(Saved data entries)
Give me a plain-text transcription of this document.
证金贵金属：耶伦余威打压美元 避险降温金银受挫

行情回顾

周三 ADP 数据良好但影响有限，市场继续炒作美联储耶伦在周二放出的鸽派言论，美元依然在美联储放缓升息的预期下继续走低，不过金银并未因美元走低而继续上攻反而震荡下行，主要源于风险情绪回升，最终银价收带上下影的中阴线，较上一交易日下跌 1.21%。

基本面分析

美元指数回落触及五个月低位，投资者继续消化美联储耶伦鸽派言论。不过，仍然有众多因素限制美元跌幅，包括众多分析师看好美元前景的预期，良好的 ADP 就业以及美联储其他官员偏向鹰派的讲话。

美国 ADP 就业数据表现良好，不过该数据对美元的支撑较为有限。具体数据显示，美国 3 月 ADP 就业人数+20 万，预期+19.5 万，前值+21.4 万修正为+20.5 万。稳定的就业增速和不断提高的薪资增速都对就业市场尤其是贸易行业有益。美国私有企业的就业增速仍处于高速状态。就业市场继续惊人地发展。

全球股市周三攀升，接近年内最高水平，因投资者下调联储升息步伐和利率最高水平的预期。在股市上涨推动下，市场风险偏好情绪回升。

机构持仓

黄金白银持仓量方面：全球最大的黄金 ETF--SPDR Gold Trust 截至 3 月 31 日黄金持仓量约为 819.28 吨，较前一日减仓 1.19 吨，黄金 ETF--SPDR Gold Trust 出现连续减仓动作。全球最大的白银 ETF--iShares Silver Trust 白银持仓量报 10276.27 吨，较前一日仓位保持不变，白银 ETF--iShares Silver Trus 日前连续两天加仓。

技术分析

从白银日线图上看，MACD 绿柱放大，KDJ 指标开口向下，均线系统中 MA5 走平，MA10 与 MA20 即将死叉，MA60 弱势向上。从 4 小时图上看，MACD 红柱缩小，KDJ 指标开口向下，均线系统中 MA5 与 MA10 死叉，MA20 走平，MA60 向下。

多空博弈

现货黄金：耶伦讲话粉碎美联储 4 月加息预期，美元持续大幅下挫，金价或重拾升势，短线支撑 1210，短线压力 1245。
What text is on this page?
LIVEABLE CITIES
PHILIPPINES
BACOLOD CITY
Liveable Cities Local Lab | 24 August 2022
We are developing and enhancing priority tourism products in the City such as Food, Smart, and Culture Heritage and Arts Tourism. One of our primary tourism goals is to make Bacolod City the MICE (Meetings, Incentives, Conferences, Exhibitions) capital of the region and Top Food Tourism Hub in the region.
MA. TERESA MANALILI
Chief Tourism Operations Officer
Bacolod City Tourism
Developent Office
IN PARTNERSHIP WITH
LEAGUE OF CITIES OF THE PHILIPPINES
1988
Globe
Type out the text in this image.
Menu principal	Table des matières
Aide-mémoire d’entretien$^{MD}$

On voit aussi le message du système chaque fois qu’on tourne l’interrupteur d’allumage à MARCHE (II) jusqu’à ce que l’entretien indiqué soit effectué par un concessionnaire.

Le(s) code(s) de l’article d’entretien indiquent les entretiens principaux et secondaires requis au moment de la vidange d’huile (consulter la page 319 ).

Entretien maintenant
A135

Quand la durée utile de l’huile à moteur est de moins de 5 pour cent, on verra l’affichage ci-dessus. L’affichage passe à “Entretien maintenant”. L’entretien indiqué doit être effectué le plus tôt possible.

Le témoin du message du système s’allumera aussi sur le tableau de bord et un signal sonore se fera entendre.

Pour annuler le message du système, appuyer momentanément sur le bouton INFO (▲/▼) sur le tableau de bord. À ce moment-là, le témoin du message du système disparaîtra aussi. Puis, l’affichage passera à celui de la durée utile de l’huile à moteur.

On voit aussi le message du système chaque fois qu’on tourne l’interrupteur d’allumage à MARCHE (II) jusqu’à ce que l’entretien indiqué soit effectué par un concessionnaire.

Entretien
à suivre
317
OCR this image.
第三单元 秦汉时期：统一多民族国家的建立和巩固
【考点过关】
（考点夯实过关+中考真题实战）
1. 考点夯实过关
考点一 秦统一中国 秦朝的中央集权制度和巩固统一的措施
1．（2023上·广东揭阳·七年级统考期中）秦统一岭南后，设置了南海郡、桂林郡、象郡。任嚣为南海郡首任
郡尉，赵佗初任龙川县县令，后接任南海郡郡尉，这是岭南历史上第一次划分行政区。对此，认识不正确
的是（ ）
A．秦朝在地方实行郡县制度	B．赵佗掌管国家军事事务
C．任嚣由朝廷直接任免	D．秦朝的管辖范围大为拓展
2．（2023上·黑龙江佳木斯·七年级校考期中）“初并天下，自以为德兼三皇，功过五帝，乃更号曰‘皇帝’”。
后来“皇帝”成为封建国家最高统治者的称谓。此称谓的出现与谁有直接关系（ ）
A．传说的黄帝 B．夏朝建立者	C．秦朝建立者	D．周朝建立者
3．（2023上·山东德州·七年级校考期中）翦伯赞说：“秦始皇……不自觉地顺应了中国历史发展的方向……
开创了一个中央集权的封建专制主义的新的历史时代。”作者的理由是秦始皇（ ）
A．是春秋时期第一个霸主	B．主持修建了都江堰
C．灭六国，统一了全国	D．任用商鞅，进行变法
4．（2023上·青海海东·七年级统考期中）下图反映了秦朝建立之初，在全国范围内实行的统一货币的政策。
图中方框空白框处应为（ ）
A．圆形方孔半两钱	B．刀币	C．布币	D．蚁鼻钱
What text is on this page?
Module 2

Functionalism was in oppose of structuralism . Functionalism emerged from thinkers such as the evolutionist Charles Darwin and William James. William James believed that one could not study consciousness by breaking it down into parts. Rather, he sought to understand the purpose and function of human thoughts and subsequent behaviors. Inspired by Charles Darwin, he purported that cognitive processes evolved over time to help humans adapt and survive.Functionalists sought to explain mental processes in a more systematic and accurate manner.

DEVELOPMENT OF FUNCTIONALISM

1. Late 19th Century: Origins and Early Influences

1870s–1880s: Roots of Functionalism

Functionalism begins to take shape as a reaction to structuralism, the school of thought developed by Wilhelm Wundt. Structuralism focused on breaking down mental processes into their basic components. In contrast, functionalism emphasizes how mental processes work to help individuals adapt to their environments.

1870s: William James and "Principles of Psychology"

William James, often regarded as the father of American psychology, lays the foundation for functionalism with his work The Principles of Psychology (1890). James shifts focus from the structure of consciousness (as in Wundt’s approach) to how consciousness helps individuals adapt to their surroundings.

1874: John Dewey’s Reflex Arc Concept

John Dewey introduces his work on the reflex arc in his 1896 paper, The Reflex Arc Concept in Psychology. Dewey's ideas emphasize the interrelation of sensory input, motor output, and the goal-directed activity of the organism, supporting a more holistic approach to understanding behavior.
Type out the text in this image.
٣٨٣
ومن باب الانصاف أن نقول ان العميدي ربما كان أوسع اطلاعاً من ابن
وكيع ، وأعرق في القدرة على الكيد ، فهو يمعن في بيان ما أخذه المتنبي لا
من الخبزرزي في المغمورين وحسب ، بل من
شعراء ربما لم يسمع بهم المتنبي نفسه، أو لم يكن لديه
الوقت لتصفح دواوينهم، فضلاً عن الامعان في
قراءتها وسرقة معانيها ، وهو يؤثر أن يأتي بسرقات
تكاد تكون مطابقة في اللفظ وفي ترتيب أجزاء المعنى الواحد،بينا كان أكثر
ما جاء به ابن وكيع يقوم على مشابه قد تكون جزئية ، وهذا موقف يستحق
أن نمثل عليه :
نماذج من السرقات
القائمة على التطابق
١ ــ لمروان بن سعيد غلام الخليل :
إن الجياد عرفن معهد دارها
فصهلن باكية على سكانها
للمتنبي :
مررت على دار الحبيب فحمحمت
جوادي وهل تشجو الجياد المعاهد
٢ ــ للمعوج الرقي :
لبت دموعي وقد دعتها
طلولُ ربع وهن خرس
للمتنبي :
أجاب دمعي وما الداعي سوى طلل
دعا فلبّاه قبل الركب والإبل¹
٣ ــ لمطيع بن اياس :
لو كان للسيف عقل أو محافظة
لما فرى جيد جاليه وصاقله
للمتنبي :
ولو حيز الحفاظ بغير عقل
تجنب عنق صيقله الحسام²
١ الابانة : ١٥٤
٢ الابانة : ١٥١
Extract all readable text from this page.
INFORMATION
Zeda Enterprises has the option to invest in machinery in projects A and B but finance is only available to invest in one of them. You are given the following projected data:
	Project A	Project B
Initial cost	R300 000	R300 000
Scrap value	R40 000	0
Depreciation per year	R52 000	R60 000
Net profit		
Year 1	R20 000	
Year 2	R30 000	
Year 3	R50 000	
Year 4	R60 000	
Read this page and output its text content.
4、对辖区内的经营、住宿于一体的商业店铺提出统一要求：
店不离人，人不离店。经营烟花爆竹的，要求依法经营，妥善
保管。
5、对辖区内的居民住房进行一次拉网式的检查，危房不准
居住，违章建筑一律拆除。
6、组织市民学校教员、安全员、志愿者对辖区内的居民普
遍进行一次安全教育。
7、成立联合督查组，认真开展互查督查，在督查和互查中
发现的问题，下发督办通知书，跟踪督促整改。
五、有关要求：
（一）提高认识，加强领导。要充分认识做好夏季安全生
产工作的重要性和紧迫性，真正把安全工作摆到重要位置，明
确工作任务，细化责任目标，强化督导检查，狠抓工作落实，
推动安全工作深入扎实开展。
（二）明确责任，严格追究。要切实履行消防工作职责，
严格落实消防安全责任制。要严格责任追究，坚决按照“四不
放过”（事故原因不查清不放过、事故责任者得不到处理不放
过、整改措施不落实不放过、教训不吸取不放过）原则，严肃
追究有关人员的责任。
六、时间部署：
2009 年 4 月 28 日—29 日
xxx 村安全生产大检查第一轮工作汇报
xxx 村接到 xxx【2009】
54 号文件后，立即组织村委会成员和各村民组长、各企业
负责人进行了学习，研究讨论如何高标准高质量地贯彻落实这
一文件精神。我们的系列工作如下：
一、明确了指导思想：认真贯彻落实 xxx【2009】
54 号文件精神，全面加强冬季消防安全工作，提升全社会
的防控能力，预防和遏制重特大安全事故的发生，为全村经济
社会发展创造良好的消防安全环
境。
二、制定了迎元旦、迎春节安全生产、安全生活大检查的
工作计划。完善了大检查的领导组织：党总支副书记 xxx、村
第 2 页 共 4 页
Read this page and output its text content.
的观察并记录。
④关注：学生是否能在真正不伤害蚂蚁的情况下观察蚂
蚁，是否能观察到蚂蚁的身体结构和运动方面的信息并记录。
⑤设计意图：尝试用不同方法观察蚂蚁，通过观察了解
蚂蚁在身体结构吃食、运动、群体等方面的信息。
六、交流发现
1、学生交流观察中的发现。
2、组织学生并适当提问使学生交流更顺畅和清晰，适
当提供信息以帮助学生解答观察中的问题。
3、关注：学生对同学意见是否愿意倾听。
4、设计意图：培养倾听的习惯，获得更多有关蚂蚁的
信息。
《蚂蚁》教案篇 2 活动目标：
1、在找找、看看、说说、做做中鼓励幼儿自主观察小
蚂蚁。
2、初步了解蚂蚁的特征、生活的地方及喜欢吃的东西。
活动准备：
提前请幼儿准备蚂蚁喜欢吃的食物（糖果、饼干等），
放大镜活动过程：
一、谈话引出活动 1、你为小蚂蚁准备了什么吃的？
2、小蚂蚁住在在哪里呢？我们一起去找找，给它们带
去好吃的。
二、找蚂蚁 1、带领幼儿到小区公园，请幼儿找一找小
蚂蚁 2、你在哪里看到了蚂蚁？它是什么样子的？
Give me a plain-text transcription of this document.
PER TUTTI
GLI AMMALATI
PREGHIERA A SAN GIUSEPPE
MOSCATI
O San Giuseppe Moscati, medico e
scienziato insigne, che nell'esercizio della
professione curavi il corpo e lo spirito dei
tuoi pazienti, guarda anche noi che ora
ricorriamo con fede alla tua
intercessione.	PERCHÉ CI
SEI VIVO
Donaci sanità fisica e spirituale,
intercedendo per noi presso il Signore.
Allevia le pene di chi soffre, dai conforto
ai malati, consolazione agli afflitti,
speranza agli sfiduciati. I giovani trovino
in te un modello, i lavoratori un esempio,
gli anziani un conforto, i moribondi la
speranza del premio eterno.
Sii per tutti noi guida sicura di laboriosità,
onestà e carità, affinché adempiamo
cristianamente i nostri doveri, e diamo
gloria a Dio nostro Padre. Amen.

• **Objective**: Filter the listing above for the string "affichage" and copy every matching line.

• **Response**:
Quand la durée utile de l’huile à moteur est de moins de 5 pour cent, on verra l’affichage ci-dessus. L’affichage passe à “Entretien maintenant”. L’entretien indiqué doit être effectué le plus tôt possible.
Pour annuler le message du système, appuyer momentanément sur le bouton INFO (▲/▼) sur le tableau de bord. À ce moment-là, le témoin du message du système disparaîtra aussi. Puis, l’affichage passera à celui de la durée utile de l’huile à moteur.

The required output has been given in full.